• _TASK GOAL_
Pictures do not belong in the copy; restate the records below word for word.

************

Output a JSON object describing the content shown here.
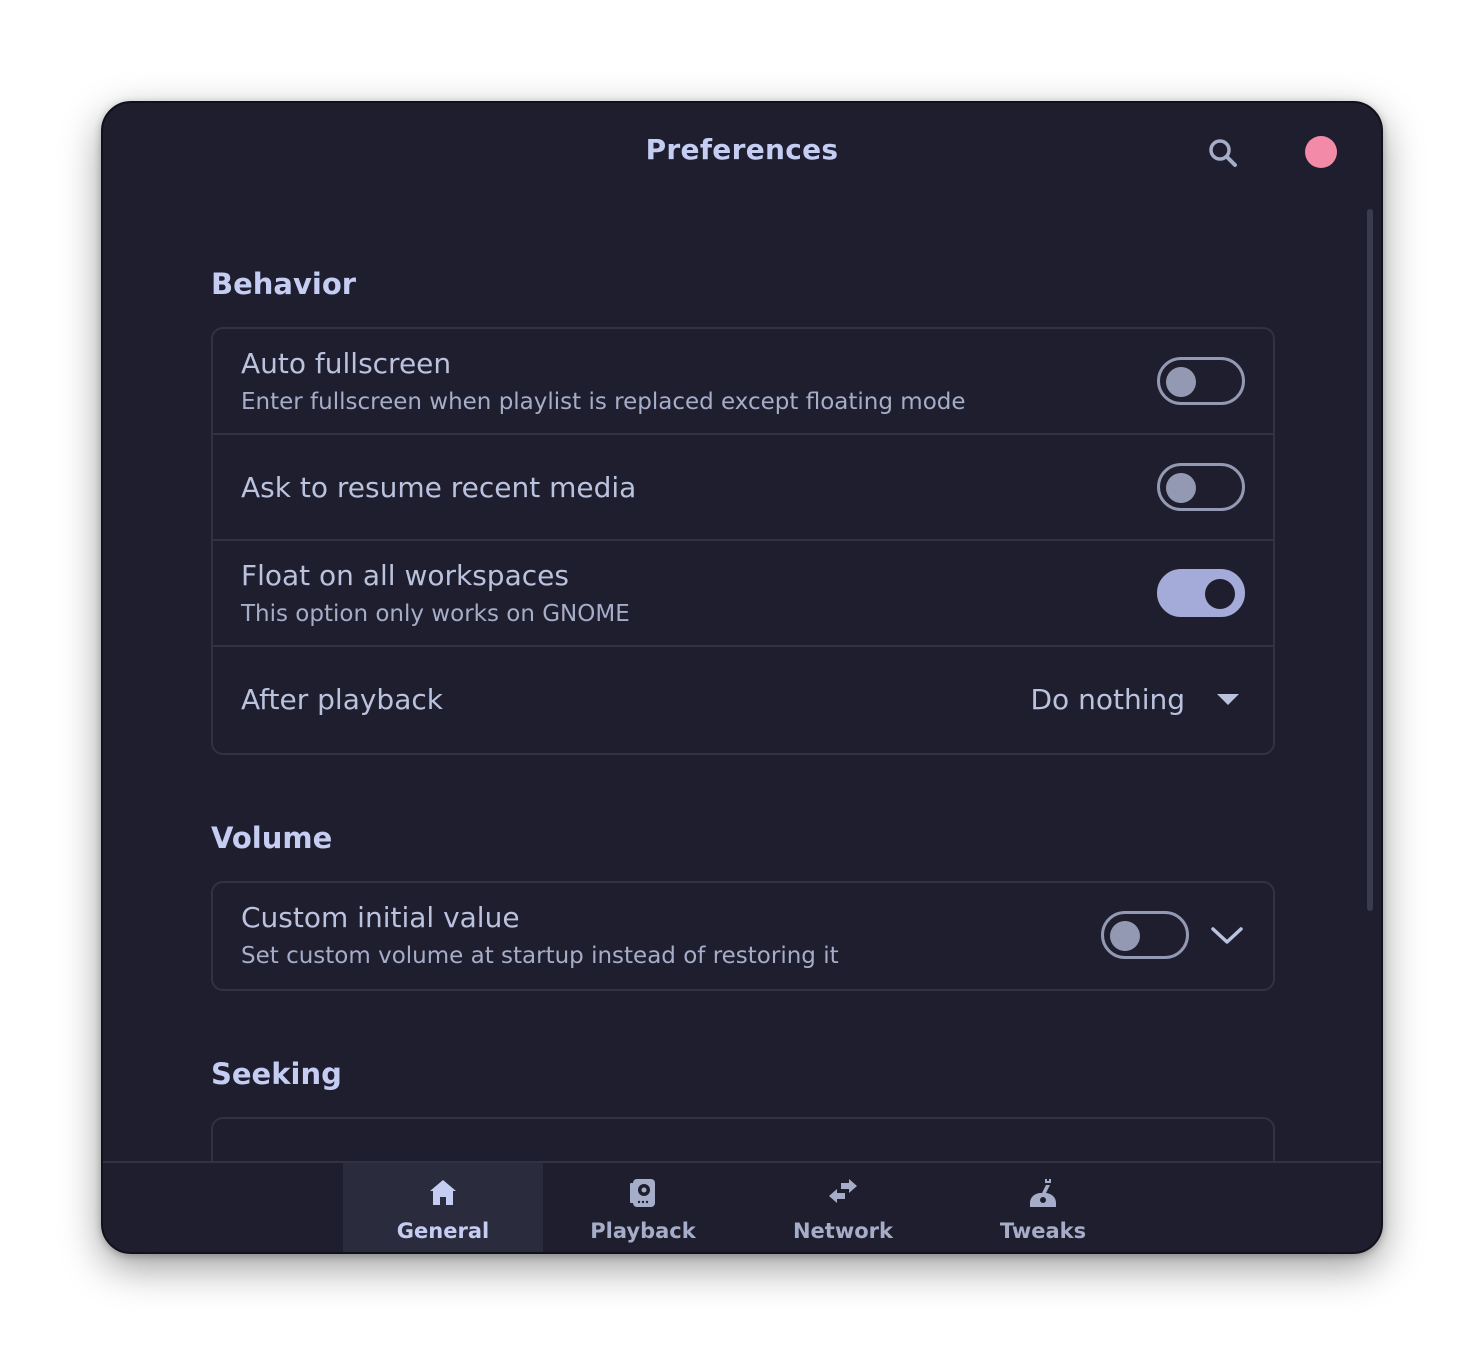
{
  "window": {
    "title": "Preferences"
  },
  "header": {
    "search_icon": "search-icon",
    "close_icon": "close-icon",
    "close_color": "#f38ba8"
  },
  "sections": {
    "behavior": {
      "title": "Behavior",
      "auto_fullscreen": {
        "title": "Auto fullscreen",
        "subtitle": "Enter fullscreen when playlist is replaced except floating mode",
        "enabled": false
      },
      "resume": {
        "title": "Ask to resume recent media",
        "enabled": false
      },
      "float": {
        "title": "Float on all workspaces",
        "subtitle": "This option only works on GNOME",
        "enabled": true
      },
      "after_playback": {
        "title": "After playback",
        "value": "Do nothing"
      }
    },
    "volume": {
      "title": "Volume",
      "custom_initial": {
        "title": "Custom initial value",
        "subtitle": "Set custom volume at startup instead of restoring it",
        "enabled": false
      }
    },
    "seeking": {
      "title": "Seeking"
    }
  },
  "tabs": [
    {
      "label": "General",
      "icon": "home-icon",
      "active": true
    },
    {
      "label": "Playback",
      "icon": "speaker-icon",
      "active": false
    },
    {
      "label": "Network",
      "icon": "network-arrows-icon",
      "active": false
    },
    {
      "label": "Tweaks",
      "icon": "wrench-icon",
      "active": false
    }
  ],
  "colors": {
    "background": "#1e1e2e",
    "accent": "#a4abd9",
    "text": "#c6cdf3",
    "border": "#313244"
  }
}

************

• _FULL ANSWER_
Output a JSON object describing the content shown here.
{
  "window": {
    "title": "Preferences"
  },
  "header": {
    "search_icon": "search-icon",
    "close_icon": "close-icon",
    "close_color": "#f38ba8"
  },
  "sections": {
    "behavior": {
      "title": "Behavior",
      "auto_fullscreen": {
        "title": "Auto fullscreen",
        "subtitle": "Enter fullscreen when playlist is replaced except floating mode",
        "enabled": false
      },
      "resume": {
        "title": "Ask to resume recent media",
        "enabled": false
      },
      "float": {
        "title": "Float on all workspaces",
        "subtitle": "This option only works on GNOME",
        "enabled": true
      },
      "after_playback": {
        "title": "After playback",
        "value": "Do nothing"
      }
    },
    "volume": {
      "title": "Volume",
      "custom_initial": {
        "title": "Custom initial value",
        "subtitle": "Set custom volume at startup instead of restoring it",
        "enabled": false
      }
    },
    "seeking": {
      "title": "Seeking"
    }
  },
  "tabs": [
    {
      "label": "General",
      "icon": "home-icon",
      "active": true
    },
    {
      "label": "Playback",
      "icon": "speaker-icon",
      "active": false
    },
    {
      "label": "Network",
      "icon": "network-arrows-icon",
      "active": false
    },
    {
      "label": "Tweaks",
      "icon": "wrench-icon",
      "active": false
    }
  ],
  "colors": {
    "background": "#1e1e2e",
    "accent": "#a4abd9",
    "text": "#c6cdf3",
    "border": "#313244"
  }
}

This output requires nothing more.